** Start of GIVEN DATA **

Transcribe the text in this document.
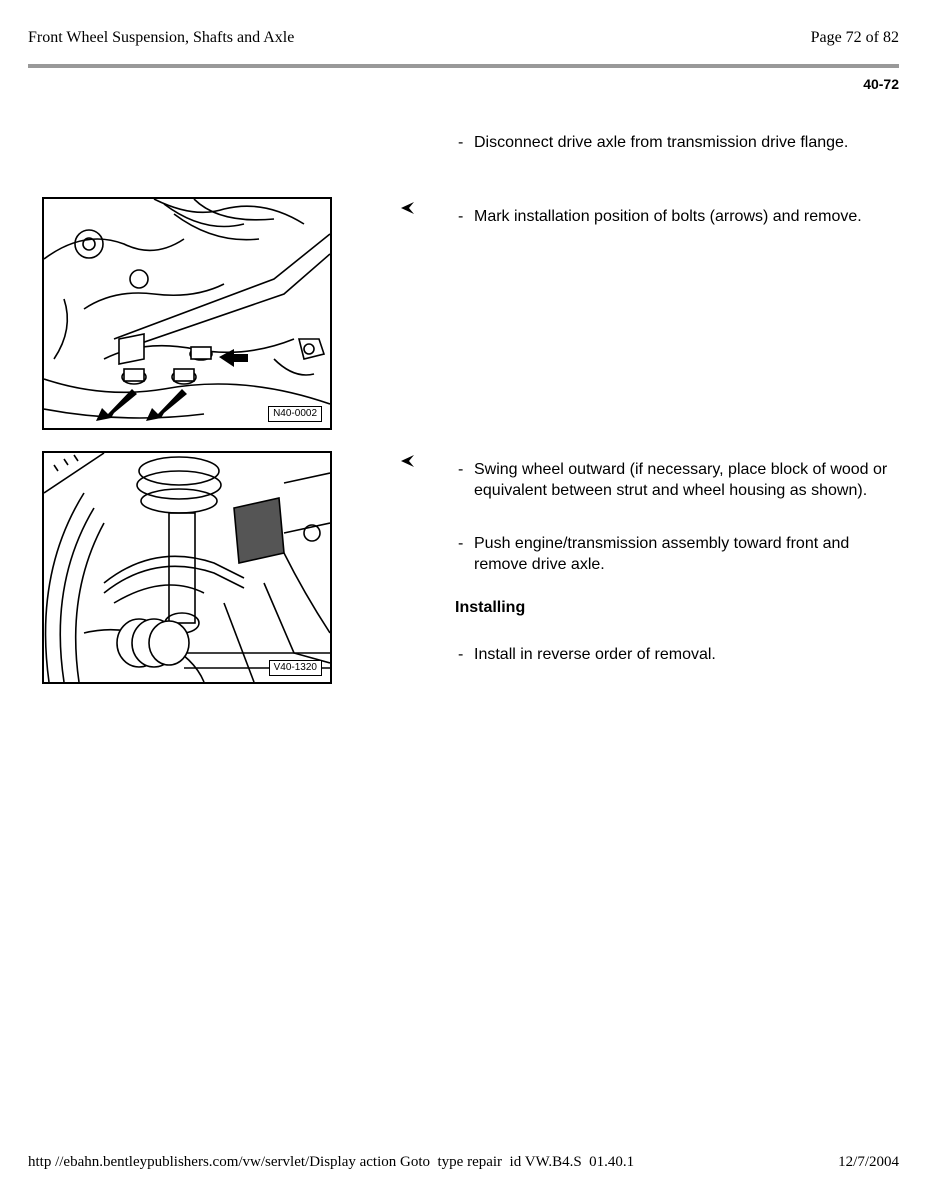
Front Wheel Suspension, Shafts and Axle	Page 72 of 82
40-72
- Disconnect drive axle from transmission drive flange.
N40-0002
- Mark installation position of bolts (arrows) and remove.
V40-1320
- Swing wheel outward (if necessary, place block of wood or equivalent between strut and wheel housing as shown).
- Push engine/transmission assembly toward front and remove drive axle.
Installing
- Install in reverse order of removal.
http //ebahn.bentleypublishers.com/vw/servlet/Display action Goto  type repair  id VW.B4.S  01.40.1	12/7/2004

** End of GIVEN DATA **
** Start of GIVEN DATA **

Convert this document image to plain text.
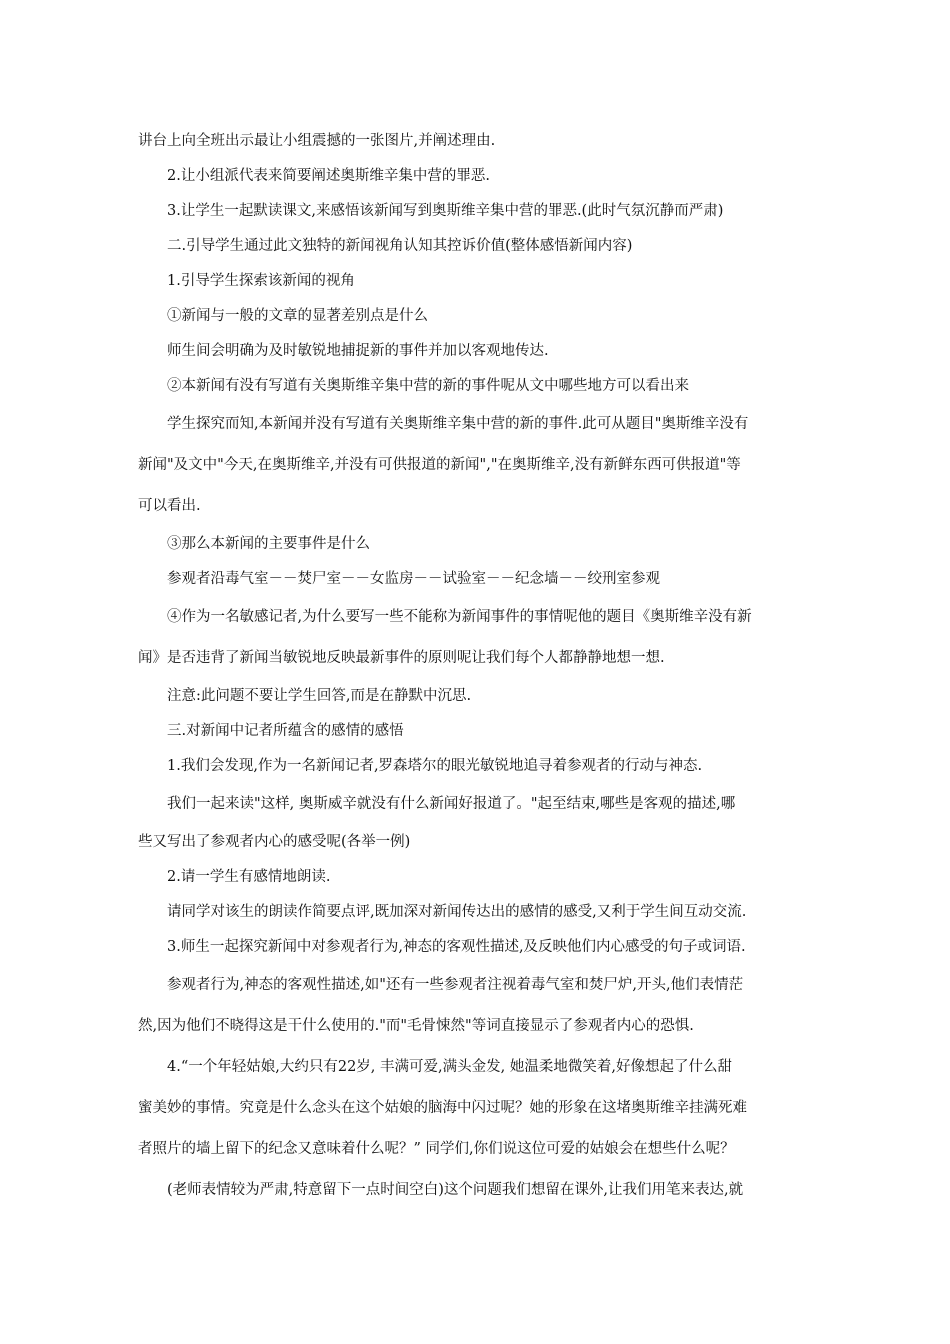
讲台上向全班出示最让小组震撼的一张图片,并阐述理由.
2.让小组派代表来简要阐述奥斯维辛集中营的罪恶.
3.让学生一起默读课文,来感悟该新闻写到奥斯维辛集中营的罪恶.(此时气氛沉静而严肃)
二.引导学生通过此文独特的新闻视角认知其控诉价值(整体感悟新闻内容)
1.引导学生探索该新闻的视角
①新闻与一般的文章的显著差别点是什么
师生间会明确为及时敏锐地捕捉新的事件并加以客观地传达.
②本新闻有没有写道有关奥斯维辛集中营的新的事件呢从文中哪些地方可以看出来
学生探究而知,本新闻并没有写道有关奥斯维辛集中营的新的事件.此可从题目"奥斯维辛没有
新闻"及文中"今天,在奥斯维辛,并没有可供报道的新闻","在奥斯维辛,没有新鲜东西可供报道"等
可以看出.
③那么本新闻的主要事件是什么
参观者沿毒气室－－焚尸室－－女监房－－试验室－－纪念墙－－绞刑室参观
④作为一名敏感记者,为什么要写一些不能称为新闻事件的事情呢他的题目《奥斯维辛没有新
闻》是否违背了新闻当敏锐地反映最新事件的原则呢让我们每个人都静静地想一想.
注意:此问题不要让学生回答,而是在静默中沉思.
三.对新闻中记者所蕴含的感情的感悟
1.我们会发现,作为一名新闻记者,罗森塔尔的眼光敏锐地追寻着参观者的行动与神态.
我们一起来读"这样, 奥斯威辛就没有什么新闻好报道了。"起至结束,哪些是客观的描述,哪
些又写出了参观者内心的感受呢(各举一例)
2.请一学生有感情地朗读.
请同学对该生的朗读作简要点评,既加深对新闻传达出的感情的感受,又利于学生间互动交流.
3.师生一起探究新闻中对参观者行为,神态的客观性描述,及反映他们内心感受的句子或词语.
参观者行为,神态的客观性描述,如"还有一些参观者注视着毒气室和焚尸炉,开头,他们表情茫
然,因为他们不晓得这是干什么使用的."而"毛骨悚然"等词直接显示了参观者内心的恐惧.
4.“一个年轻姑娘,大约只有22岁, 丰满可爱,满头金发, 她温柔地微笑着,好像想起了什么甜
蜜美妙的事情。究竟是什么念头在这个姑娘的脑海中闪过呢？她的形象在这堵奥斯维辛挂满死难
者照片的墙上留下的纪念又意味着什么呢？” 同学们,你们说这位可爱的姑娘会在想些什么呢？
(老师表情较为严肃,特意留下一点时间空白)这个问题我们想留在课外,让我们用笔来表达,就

** End of GIVEN DATA **

◆ **TASK OBJECTIVE**:
Copy each line above where the string "drive" occurs.

◆ **RESPONSE TO THIS EXERCISE**:
- Disconnect drive axle from transmission drive flange.
- Push engine/transmission assembly toward front and remove drive axle.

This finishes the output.